- REQUIRED TASK:
Your task is to filter the data below down to the lines holding "features".

- Stored data entries:
# # # #

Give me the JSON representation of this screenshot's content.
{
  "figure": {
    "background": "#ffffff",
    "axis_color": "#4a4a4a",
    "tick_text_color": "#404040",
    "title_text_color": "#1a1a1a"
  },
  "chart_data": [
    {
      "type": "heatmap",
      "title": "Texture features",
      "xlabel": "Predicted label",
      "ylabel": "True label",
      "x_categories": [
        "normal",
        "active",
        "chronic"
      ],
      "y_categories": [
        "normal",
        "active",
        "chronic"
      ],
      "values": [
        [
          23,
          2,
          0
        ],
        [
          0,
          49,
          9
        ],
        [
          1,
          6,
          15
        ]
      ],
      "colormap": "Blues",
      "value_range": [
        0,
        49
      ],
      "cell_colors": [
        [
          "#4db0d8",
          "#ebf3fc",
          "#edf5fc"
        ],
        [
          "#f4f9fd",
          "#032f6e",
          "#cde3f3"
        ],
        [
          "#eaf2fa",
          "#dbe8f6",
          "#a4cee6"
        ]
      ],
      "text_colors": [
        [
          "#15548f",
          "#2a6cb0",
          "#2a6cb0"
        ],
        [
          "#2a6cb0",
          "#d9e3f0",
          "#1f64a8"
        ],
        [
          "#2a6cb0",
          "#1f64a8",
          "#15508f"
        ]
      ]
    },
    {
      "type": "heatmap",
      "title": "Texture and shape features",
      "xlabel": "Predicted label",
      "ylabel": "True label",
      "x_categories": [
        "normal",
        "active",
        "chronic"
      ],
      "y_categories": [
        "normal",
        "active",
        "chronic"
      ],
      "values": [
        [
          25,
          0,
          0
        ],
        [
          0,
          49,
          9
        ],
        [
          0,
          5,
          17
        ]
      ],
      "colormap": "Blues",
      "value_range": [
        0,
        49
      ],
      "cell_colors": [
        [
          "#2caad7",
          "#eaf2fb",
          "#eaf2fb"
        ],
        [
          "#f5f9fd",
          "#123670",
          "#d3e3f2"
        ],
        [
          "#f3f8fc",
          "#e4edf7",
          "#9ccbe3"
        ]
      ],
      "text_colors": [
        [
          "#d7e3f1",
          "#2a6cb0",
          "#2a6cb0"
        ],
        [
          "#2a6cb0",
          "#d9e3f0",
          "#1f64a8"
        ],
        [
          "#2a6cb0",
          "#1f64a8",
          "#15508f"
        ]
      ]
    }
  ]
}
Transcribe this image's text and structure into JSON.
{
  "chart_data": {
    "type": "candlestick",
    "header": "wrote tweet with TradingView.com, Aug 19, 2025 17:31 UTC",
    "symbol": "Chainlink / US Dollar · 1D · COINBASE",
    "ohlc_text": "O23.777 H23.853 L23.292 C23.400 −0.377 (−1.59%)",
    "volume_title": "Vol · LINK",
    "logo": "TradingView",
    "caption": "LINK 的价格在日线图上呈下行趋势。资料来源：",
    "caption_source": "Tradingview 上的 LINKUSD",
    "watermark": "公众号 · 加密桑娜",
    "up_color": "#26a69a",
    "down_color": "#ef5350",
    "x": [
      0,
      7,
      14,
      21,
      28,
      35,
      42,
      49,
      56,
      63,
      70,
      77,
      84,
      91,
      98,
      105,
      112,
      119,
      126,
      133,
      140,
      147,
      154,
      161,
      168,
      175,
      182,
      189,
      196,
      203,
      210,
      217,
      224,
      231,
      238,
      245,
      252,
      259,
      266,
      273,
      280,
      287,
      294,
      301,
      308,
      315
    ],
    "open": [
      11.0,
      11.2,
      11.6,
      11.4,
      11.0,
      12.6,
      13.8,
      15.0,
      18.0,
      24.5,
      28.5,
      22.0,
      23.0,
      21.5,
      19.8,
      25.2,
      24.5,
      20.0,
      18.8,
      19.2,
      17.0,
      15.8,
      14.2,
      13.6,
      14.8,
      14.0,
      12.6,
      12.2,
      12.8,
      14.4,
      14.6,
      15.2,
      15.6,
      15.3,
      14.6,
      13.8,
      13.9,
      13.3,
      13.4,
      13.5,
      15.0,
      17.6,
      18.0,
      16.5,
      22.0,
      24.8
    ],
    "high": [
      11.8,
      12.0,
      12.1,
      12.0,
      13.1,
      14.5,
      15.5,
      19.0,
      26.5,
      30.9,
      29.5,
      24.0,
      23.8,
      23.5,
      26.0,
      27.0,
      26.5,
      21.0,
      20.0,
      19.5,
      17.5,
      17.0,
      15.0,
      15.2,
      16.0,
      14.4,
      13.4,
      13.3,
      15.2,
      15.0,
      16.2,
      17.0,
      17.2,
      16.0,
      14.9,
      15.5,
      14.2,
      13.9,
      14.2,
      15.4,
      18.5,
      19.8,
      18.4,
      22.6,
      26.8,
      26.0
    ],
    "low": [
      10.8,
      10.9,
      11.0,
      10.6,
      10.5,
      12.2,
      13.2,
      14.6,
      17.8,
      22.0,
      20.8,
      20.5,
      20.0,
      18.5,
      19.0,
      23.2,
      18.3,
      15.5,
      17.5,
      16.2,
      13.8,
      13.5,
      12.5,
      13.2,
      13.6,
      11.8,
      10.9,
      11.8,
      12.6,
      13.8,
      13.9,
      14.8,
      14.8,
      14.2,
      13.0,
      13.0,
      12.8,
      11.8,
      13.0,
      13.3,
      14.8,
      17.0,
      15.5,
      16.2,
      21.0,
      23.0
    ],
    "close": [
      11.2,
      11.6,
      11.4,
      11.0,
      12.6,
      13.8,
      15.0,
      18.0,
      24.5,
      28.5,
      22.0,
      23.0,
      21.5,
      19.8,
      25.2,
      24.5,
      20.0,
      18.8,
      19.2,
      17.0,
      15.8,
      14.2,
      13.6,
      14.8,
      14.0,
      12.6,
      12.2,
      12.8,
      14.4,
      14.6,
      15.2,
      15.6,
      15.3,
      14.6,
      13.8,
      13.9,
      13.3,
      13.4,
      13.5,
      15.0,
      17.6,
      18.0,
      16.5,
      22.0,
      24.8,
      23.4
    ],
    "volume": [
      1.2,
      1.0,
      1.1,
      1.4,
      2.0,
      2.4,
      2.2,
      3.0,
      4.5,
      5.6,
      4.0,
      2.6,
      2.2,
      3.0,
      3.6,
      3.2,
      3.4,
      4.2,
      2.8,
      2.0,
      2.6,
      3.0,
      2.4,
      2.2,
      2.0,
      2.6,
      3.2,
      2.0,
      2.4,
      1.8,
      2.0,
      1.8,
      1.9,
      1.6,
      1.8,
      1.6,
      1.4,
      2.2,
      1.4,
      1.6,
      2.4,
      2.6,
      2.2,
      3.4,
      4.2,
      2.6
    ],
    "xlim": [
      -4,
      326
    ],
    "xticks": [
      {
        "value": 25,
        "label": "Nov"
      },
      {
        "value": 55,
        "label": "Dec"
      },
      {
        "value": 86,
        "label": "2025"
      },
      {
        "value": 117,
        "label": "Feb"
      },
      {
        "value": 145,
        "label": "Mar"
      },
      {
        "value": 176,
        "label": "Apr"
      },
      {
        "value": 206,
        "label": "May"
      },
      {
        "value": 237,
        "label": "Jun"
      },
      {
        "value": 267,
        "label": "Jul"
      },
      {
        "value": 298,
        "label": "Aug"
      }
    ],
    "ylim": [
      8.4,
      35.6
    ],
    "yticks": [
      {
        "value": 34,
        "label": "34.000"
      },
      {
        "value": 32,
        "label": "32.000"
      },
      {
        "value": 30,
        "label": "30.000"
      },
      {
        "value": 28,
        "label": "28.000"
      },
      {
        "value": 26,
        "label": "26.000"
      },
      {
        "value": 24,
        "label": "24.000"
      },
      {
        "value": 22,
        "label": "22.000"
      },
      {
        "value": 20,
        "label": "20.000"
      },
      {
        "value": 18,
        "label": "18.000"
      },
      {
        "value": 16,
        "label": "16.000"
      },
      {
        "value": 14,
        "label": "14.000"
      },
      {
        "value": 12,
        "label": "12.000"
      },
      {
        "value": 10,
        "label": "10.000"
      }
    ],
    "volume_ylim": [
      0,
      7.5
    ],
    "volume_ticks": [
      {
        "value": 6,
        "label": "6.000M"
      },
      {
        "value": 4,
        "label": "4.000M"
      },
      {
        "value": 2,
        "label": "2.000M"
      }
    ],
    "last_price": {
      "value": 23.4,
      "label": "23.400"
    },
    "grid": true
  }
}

# # # #

- REPLY TO THE TASK:
      "title": "Texture features",
      "title": "Texture and shape features",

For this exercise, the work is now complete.